╭──

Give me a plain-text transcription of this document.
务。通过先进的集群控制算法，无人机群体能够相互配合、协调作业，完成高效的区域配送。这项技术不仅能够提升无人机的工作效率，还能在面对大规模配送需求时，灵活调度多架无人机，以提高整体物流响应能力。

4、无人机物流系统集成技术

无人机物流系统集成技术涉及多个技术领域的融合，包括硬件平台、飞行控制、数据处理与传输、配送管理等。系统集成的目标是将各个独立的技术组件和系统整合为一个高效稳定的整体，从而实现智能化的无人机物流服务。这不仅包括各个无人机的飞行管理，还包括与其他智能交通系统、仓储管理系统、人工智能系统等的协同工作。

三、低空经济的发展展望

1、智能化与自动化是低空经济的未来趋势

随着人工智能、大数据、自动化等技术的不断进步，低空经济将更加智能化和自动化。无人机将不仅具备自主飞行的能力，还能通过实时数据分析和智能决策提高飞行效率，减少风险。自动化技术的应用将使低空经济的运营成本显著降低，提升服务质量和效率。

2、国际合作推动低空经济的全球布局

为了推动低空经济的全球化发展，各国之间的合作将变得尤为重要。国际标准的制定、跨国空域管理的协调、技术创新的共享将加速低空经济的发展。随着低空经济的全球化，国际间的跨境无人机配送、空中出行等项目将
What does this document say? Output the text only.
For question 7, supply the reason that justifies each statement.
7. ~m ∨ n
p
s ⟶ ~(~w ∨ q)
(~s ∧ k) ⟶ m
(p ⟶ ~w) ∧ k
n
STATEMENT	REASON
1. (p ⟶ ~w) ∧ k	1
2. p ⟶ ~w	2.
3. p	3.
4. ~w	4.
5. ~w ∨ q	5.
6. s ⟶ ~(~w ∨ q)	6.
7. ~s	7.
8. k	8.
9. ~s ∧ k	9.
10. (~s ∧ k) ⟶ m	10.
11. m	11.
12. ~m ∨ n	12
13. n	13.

╰──

**Work required:** Say how many lines include the word "text"; reply with the number alone.

**Exercise solution:** 2